▶ Prompt
Find the word "epidemiologici" below. Copy each line that has it.
***** Dataset records *****
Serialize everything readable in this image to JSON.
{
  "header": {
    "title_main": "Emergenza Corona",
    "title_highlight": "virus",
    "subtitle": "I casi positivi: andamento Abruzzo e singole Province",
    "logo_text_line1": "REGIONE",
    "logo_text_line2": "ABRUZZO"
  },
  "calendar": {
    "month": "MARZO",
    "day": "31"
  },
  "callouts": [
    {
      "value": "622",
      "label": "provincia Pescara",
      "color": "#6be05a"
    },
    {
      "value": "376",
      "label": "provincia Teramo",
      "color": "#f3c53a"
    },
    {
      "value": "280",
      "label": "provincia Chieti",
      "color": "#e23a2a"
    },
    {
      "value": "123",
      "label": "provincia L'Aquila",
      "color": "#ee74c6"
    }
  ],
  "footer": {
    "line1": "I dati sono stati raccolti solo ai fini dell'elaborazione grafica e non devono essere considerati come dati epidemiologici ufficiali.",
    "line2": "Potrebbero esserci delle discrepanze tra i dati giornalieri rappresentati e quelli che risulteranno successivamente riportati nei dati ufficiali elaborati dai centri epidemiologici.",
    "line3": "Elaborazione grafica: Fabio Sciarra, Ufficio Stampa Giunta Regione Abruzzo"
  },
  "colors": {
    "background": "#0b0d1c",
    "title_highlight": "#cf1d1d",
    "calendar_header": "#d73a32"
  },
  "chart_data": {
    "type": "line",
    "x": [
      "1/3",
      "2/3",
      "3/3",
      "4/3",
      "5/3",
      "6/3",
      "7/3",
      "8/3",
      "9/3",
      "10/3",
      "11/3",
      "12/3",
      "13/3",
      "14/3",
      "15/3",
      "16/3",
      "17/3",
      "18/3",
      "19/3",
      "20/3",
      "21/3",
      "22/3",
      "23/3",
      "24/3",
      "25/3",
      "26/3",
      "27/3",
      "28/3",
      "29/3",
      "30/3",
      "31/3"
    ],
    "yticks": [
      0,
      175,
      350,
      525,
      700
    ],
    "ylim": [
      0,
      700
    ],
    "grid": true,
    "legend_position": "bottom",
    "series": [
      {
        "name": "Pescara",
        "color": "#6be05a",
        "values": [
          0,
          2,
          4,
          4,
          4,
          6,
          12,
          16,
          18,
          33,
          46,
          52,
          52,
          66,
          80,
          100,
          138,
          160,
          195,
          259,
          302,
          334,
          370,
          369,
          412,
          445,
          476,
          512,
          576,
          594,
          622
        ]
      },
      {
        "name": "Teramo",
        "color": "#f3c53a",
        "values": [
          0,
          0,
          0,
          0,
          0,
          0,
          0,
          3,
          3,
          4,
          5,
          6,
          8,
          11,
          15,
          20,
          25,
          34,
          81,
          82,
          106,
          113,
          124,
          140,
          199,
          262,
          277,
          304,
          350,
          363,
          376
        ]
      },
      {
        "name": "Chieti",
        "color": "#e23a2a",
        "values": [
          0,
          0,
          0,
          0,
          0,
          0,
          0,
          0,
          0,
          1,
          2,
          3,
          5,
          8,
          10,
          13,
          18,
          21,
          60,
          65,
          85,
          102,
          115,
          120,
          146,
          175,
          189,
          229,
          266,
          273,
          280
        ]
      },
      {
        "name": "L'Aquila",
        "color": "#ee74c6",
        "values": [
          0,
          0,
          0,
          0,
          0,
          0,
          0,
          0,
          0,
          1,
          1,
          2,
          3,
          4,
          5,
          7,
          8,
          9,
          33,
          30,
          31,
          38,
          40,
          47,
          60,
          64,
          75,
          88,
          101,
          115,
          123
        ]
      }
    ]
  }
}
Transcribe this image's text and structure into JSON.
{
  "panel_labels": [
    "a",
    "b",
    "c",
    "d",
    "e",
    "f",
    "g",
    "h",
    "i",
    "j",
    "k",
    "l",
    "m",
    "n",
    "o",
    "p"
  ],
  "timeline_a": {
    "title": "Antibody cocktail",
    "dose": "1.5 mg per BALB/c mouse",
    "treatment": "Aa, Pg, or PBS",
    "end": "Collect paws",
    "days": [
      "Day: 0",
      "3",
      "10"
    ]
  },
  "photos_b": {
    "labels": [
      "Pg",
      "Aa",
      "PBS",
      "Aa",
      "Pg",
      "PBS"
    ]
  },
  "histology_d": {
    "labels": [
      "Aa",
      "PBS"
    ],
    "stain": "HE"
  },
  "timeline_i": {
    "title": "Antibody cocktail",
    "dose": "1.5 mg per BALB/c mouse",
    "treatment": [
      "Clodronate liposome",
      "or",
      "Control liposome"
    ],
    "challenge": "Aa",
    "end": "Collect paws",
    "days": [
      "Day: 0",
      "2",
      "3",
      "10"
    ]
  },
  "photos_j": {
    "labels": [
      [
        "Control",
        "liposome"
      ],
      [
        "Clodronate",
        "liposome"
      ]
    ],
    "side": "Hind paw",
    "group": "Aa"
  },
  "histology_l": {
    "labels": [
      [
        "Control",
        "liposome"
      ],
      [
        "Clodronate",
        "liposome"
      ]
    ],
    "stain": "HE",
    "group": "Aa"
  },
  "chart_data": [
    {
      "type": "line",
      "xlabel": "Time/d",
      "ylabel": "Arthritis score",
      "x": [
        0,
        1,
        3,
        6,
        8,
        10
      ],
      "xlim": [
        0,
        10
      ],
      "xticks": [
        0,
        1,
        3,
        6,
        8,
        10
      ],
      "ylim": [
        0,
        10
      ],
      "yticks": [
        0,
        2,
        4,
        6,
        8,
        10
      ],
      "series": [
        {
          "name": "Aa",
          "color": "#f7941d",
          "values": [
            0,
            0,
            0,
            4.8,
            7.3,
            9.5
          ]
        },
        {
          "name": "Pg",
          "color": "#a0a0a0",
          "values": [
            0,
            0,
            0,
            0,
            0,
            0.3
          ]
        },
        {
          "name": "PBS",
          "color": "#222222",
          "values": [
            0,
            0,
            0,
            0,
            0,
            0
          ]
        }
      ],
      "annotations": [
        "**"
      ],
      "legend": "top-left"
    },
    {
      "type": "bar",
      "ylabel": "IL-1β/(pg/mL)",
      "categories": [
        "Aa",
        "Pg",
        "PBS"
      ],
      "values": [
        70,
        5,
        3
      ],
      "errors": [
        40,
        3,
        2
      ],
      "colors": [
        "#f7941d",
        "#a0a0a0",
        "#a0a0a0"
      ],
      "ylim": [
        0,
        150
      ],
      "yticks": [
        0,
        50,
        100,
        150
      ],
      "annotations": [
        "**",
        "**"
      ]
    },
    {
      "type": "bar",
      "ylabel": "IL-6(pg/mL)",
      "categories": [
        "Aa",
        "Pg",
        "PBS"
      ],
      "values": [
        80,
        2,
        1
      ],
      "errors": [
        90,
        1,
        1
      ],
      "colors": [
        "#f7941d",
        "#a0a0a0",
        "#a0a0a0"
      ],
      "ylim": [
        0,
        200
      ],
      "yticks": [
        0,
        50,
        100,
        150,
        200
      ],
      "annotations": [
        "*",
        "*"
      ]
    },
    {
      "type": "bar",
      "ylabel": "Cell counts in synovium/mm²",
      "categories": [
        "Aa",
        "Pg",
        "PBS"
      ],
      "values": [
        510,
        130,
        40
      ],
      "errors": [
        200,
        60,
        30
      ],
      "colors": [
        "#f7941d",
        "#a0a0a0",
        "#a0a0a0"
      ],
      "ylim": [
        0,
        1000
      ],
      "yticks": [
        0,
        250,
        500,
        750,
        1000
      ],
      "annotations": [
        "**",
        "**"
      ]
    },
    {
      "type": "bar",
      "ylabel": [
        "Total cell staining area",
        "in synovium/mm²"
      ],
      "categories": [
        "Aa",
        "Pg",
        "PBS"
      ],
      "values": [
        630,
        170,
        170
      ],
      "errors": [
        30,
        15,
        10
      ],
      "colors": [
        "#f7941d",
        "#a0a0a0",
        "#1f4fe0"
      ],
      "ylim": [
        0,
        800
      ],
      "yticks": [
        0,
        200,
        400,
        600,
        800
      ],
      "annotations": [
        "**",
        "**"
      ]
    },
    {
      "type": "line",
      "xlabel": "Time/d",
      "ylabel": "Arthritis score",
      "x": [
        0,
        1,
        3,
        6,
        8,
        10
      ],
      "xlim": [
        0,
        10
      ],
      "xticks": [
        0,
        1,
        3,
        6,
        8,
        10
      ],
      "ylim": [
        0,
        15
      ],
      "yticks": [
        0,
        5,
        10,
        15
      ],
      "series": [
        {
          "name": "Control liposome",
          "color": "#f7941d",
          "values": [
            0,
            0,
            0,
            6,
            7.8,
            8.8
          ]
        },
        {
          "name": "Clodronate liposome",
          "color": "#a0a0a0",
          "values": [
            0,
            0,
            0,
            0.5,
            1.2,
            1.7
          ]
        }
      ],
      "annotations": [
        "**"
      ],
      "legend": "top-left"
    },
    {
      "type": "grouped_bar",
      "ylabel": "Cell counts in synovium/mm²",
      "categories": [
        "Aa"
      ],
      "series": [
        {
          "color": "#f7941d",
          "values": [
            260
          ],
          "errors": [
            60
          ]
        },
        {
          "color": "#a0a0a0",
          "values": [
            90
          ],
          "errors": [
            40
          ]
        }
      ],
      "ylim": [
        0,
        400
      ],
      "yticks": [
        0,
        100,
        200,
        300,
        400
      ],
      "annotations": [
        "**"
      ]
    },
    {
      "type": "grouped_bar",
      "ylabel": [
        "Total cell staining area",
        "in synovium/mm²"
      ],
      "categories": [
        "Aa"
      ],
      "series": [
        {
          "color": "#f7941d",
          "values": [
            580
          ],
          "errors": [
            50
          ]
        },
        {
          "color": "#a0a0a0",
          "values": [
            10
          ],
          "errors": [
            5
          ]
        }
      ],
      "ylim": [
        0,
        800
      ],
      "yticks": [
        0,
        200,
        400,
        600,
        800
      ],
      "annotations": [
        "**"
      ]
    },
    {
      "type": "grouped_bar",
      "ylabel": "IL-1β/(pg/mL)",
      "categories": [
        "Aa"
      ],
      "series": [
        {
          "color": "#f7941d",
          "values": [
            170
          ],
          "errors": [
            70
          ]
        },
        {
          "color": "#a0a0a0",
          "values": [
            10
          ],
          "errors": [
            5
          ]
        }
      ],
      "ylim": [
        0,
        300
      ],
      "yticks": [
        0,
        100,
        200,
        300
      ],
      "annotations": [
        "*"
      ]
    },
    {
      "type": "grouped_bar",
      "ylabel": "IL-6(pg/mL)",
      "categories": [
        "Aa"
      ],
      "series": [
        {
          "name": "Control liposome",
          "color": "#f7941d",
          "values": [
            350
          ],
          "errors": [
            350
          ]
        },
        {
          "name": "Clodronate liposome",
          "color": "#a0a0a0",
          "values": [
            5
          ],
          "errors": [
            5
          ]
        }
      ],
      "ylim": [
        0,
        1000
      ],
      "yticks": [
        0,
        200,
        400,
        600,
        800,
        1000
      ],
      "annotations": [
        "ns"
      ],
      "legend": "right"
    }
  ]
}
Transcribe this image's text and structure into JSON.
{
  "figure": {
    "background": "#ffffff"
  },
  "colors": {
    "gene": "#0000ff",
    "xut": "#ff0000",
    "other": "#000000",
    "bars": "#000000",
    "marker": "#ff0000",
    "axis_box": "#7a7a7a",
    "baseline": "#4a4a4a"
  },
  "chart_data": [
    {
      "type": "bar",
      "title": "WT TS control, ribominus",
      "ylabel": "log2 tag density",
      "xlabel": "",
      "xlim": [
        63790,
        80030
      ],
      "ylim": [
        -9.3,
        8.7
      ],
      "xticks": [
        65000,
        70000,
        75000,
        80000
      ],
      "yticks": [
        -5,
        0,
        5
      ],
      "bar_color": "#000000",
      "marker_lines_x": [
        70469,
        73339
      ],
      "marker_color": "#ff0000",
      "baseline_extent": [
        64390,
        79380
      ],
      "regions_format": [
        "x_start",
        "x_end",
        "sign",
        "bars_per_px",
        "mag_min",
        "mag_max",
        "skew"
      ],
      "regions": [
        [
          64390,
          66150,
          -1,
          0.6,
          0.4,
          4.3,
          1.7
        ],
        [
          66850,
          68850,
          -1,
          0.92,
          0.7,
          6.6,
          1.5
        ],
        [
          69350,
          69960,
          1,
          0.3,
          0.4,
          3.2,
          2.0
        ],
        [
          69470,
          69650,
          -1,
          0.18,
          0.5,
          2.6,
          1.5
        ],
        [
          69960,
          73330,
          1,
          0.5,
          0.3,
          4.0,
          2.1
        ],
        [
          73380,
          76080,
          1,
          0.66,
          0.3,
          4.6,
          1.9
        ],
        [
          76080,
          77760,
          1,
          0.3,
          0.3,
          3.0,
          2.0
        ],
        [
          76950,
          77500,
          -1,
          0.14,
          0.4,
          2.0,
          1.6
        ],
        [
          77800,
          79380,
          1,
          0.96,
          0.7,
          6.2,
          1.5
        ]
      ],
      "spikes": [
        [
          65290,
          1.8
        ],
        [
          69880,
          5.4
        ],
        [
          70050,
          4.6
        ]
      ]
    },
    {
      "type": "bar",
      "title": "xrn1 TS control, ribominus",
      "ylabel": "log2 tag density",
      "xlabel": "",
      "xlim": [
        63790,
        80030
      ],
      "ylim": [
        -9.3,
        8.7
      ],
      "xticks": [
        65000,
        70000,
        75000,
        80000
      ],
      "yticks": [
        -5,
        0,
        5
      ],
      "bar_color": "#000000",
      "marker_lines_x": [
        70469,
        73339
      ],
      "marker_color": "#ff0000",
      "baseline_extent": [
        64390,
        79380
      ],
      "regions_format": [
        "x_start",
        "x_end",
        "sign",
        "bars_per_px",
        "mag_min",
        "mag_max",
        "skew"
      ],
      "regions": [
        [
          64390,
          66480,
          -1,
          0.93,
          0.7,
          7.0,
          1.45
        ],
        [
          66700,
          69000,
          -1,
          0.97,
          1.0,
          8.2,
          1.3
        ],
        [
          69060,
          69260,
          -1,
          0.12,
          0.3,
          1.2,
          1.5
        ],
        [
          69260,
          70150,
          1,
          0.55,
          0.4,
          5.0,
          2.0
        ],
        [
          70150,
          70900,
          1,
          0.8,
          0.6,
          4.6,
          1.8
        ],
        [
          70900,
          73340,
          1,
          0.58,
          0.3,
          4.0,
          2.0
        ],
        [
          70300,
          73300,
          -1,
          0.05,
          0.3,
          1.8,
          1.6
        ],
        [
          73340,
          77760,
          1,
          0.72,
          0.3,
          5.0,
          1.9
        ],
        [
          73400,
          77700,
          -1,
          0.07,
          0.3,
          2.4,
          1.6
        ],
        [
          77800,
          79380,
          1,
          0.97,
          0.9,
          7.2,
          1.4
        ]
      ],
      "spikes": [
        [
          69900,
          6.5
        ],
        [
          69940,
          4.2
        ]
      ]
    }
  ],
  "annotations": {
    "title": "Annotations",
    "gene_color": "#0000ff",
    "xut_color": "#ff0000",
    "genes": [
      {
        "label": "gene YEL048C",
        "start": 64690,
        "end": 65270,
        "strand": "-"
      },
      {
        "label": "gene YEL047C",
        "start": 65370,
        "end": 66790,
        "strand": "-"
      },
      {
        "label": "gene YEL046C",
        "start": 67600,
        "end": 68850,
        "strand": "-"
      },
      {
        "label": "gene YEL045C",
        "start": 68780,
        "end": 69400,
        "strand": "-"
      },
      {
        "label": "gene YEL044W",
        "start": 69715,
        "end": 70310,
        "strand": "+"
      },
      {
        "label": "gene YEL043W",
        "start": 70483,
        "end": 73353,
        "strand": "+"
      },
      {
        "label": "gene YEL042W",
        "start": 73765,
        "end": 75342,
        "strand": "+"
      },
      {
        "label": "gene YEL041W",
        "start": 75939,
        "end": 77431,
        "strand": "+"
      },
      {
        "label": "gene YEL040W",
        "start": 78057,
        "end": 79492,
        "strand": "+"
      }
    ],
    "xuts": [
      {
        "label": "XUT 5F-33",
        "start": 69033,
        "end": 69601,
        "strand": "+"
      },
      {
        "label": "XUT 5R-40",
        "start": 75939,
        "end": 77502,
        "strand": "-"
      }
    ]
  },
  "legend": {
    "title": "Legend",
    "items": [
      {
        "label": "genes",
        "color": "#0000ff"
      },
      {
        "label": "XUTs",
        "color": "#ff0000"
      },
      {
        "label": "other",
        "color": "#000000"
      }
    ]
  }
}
*****
▶ Exercise output
    "line1": "I dati sono stati raccolti solo ai fini dell'elaborazione grafica e non devono essere considerati come dati epidemiologici ufficiali.",
    "line2": "Potrebbero esserci delle discrepanze tra i dati giornalieri rappresentati e quelli che risulteranno successivamente riportati nei dati ufficiali elaborati dai centri epidemiologici.",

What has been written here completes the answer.